■ **Job**
Your task is to gather the lines below that hold the string "beanie".

Source data:
'''
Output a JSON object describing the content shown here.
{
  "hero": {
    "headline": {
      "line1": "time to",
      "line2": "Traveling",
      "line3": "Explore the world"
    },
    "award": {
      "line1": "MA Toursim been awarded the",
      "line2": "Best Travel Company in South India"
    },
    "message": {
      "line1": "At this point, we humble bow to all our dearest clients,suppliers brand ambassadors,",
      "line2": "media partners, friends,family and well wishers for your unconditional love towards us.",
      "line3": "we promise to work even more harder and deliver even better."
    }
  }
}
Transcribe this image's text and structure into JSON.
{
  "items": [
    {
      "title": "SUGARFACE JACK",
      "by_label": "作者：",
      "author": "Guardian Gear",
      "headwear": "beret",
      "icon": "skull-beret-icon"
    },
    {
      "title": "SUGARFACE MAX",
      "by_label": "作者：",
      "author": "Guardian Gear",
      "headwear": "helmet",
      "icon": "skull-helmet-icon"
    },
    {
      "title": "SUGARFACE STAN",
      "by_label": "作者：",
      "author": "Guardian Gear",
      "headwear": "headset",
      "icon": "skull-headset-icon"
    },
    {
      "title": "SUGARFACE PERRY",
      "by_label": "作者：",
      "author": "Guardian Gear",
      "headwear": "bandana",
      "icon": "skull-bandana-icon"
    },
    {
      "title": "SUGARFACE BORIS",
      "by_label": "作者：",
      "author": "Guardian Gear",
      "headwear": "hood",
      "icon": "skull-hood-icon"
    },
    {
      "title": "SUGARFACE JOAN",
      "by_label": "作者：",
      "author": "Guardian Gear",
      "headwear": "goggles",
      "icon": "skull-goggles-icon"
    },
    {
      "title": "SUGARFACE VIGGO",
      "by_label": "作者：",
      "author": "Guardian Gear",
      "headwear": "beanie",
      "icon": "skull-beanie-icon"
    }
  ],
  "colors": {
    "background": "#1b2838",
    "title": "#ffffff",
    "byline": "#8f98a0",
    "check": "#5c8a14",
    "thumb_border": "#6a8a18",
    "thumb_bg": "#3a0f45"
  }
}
'''
■ **Solution for this exercise**
      "headwear": "beanie",
      "icon": "skull-beanie-icon"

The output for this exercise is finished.